> [DIRECTIONS FOR THIS TASK]: Read the records below and copy each line that contains "content".

## START DATASET EXCERPTS

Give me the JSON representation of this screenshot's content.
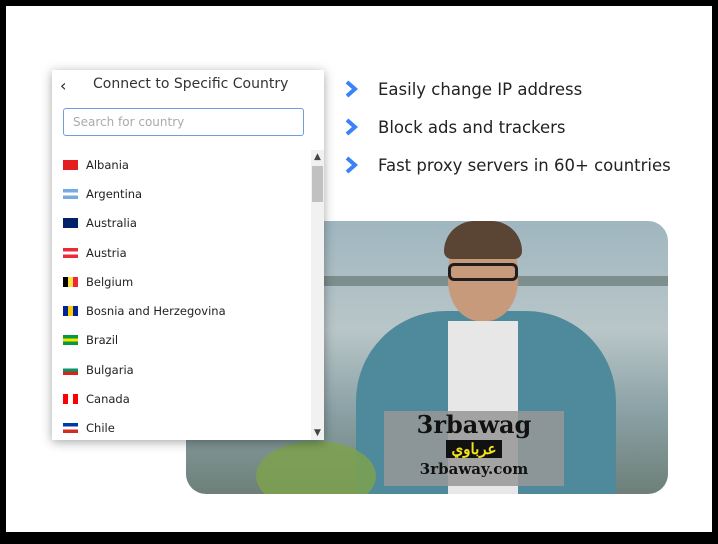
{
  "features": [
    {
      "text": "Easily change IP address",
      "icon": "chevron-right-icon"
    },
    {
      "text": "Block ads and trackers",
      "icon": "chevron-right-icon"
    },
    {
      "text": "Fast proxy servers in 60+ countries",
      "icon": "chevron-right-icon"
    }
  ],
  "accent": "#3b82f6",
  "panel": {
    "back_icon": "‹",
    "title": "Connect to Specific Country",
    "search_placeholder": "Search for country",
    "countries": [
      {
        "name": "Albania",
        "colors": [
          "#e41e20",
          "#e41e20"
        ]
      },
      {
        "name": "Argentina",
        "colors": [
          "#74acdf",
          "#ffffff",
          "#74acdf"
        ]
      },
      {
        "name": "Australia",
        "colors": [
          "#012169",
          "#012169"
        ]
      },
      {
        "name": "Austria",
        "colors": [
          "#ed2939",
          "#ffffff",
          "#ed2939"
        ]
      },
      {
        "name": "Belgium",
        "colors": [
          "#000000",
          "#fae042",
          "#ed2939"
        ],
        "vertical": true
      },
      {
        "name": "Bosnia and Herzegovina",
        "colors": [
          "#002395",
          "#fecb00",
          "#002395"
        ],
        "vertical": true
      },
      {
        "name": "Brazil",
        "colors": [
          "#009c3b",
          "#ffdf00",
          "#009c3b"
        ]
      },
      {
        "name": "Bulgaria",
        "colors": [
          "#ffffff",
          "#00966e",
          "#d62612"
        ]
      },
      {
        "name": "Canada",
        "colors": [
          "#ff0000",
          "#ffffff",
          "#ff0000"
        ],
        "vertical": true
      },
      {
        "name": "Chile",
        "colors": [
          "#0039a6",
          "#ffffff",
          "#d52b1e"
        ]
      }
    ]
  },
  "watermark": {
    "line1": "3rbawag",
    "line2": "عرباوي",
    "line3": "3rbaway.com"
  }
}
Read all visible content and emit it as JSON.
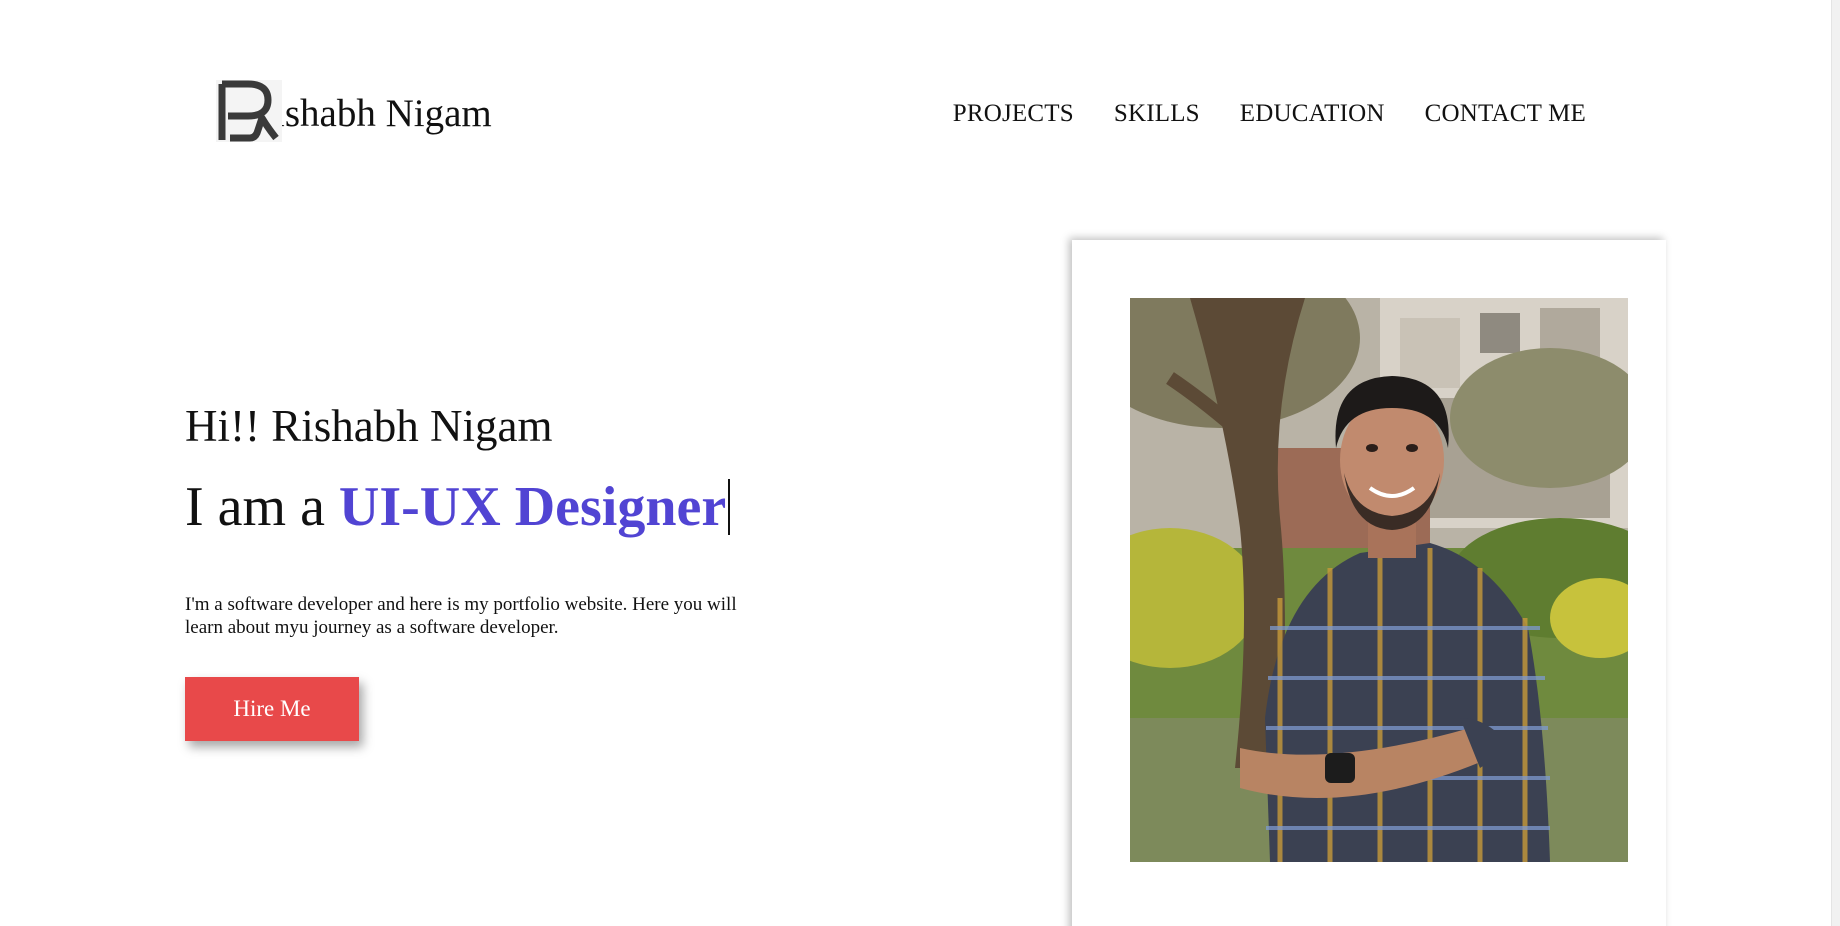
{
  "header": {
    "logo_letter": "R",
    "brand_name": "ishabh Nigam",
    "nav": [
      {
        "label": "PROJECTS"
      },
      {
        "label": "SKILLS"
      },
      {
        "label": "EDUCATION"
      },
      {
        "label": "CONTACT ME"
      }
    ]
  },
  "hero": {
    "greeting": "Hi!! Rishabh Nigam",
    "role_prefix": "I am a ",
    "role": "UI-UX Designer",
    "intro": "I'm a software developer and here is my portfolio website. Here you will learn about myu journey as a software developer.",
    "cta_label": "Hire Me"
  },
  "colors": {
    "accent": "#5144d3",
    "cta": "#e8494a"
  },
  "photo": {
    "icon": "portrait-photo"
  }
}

## END DATASET EXCERPTS

> [WRITTEN SOLUTION]:
Give me the JSON representation of this screenshot's content.
Read all visible content and emit it as JSON.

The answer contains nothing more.